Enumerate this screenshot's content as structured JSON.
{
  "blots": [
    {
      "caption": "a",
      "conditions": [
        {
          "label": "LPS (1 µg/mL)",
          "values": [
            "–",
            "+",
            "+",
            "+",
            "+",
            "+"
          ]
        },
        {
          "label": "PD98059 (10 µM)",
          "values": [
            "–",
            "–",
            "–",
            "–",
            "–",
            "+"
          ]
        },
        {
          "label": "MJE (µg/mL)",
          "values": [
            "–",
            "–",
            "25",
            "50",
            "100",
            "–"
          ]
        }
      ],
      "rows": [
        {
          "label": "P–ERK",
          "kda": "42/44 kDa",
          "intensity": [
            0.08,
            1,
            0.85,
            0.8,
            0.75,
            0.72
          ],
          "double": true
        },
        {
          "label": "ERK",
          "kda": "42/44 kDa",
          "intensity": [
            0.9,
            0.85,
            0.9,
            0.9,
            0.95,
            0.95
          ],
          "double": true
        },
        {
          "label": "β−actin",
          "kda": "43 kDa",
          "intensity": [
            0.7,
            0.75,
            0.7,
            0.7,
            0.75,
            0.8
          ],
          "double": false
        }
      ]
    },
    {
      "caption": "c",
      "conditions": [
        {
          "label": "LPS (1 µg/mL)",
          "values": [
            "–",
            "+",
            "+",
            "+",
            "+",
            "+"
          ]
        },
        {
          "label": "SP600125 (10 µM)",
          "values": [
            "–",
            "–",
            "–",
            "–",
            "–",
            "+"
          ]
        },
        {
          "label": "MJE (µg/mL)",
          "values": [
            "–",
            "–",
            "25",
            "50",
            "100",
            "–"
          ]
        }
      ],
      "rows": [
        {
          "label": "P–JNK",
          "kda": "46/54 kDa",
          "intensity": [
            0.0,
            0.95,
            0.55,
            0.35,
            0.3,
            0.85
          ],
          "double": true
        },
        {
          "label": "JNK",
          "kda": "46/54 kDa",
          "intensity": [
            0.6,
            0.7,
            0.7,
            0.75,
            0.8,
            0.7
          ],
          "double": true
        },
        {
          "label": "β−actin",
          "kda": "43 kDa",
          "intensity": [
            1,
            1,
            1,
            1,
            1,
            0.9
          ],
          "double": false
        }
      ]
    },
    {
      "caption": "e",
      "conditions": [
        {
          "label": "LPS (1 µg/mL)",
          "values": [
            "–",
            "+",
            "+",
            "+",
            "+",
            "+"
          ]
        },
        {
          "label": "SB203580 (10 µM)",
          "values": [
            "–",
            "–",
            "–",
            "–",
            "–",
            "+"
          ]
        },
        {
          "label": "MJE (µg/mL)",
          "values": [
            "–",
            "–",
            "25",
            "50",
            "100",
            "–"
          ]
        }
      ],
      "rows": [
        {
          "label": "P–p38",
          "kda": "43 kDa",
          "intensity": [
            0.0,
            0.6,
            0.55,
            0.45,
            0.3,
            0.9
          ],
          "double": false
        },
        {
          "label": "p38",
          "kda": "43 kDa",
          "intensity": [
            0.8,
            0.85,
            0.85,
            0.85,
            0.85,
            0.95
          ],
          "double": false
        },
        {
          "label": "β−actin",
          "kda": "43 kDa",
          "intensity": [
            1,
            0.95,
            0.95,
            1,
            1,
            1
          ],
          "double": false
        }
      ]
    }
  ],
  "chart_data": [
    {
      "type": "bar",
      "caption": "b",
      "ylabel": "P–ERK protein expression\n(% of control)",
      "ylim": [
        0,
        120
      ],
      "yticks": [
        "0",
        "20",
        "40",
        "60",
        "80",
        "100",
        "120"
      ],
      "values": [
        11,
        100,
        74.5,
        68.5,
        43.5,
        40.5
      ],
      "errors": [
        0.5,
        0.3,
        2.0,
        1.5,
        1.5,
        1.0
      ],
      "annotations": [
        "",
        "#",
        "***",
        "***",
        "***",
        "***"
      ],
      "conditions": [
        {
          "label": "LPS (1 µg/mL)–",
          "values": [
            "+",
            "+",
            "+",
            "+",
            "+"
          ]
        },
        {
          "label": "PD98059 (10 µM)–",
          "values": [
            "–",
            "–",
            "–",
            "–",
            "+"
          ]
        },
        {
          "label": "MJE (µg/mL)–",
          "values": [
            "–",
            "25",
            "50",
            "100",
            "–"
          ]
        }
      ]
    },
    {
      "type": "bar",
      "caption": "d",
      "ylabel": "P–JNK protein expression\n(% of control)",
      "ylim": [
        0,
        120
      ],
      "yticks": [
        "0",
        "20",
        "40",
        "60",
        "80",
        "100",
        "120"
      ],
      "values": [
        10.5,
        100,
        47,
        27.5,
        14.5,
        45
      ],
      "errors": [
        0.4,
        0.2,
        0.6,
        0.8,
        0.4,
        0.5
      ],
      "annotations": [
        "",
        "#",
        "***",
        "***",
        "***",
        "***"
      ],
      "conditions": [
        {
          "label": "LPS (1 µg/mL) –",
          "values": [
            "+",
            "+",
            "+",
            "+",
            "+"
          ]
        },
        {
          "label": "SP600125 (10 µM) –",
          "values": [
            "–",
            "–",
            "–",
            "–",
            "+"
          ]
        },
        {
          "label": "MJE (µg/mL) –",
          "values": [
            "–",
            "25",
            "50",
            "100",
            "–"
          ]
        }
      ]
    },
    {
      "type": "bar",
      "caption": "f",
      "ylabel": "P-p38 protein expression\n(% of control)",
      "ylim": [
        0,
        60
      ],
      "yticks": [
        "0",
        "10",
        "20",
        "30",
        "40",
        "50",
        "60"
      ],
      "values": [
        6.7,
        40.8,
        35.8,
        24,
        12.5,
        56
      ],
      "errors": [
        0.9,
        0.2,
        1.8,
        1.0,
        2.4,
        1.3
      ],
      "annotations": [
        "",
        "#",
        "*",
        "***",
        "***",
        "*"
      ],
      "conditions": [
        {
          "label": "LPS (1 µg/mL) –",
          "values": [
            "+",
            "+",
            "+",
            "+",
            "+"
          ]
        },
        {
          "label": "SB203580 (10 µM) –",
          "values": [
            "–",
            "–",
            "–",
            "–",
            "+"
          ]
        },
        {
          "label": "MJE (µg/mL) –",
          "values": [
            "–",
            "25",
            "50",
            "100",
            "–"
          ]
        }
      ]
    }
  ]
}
------------------------------------------------------------------------
▸ **TASK DESCRIPTION**: Scan the records above, then copy out each line that mentions "caption".

▸ **ANSWER TO THIS EXERCISE**:
      "caption": "a",
      "caption": "c",
      "caption": "e",
      "caption": "b",
      "caption": "d",
      "caption": "f",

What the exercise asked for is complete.